Provide nothing but the number of lines containing the string "subtitle".

--- Start of Extracted information ---

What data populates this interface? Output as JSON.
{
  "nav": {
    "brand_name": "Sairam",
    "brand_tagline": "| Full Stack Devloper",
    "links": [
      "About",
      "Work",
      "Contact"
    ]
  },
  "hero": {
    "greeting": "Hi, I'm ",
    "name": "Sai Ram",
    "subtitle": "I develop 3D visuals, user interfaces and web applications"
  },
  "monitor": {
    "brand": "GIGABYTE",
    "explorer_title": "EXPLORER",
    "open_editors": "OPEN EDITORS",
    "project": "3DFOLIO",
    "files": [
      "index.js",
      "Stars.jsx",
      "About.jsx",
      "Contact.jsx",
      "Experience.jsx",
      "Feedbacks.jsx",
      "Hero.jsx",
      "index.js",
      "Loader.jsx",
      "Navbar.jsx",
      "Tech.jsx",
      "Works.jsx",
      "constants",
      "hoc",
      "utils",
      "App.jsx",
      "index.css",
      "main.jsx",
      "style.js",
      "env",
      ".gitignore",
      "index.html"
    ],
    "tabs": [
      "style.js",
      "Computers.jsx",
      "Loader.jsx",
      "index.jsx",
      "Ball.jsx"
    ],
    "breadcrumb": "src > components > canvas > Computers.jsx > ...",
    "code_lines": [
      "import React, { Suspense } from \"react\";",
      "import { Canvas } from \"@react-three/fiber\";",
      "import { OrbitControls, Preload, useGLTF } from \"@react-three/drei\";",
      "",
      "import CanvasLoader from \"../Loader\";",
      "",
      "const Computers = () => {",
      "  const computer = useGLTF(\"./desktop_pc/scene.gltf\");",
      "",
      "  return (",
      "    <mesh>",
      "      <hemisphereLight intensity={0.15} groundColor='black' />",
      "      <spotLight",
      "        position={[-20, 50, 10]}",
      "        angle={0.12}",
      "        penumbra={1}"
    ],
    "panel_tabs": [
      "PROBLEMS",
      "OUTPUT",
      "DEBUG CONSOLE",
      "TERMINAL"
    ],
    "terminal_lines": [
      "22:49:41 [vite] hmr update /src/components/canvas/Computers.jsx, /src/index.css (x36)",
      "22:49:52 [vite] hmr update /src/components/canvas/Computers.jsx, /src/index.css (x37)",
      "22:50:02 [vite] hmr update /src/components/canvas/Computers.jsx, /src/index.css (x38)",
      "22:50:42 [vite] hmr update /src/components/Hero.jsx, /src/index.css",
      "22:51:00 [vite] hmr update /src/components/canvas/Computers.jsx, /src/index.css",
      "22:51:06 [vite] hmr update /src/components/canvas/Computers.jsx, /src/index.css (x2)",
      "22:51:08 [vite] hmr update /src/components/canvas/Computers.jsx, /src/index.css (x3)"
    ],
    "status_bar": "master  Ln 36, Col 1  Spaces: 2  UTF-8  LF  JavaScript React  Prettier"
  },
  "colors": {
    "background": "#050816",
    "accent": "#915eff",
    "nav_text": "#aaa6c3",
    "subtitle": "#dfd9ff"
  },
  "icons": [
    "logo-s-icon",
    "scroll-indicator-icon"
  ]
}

--- End of Extracted information ---

**Solved exercise**
2